SET PROBLEM: Work out how many lines in the listing below include the word "power". Give nothing but the number.

DATA SUPPLIED:
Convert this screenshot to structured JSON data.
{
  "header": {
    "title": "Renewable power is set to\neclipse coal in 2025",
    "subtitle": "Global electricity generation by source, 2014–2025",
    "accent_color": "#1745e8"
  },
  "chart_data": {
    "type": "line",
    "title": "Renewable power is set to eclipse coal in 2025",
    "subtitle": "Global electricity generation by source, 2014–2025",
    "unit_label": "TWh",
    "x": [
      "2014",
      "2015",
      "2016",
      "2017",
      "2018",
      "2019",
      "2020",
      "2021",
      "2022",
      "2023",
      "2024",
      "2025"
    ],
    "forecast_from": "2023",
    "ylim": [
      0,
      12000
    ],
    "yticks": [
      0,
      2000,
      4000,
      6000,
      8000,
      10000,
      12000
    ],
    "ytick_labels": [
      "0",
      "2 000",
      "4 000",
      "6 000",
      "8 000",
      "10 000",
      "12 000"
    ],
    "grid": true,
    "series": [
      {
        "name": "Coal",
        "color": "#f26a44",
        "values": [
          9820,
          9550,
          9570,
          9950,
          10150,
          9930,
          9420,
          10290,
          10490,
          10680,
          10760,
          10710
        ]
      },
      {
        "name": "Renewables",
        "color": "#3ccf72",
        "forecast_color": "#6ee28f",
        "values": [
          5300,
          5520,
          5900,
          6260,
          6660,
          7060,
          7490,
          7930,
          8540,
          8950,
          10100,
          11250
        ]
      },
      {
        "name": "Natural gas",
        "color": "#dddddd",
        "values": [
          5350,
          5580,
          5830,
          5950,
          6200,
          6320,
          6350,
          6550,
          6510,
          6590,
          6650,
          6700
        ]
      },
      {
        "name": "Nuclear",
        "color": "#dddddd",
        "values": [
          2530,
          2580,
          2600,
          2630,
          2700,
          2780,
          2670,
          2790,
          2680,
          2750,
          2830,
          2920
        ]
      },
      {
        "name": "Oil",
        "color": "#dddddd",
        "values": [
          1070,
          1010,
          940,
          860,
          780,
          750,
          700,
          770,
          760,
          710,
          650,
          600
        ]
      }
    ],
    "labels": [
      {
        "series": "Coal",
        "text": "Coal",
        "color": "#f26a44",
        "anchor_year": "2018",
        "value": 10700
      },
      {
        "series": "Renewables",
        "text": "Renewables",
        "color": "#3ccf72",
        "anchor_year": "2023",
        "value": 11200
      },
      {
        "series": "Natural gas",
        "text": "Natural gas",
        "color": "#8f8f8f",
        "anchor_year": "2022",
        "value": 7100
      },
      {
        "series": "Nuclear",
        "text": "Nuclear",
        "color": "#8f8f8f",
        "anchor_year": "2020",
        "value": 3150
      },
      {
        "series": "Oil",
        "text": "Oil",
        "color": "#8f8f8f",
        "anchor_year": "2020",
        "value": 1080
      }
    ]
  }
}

THE SOLUTION: 2